## BEGIN Task material
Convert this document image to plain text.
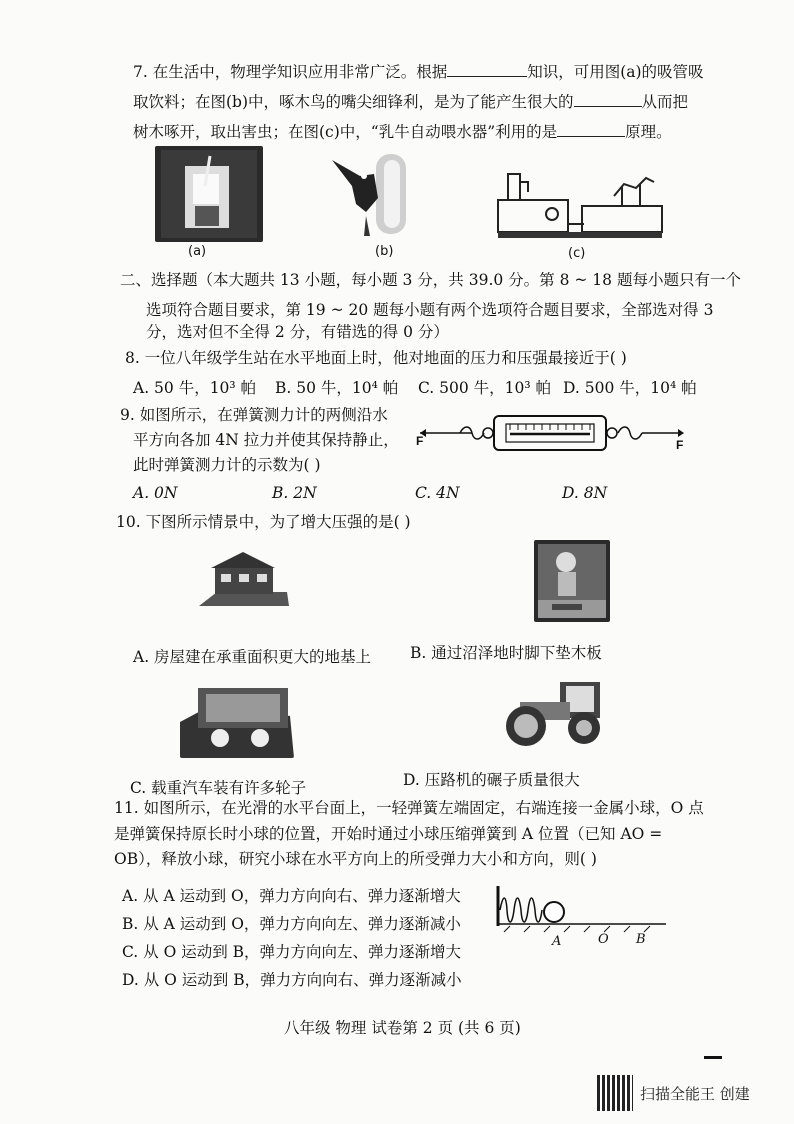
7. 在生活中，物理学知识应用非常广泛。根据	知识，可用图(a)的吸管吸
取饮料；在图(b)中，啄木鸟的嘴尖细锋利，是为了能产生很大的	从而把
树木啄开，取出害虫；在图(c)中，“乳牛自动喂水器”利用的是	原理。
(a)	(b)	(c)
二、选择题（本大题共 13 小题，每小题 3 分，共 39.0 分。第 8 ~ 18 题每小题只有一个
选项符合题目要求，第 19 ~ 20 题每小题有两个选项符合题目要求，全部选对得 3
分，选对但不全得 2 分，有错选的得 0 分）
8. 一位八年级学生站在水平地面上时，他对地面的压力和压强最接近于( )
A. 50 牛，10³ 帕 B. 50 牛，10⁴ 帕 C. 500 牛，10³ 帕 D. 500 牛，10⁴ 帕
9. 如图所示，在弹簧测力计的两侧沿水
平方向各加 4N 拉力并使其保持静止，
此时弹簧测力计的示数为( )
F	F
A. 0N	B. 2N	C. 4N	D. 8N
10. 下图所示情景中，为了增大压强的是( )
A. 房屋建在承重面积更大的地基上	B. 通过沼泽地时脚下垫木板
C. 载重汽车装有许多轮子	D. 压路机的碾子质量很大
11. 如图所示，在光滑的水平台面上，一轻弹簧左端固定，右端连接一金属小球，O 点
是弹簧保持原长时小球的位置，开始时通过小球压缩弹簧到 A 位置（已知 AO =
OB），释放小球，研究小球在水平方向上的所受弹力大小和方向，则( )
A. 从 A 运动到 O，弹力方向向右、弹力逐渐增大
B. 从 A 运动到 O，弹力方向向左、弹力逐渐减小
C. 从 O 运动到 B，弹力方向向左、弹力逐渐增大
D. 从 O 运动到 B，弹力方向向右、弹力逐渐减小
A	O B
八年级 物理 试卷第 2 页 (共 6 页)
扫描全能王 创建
## END Task material
Written exercise: Your answer should be a single number: the count of lines in the material above that contain "弹力方向向右".

Full solution: 2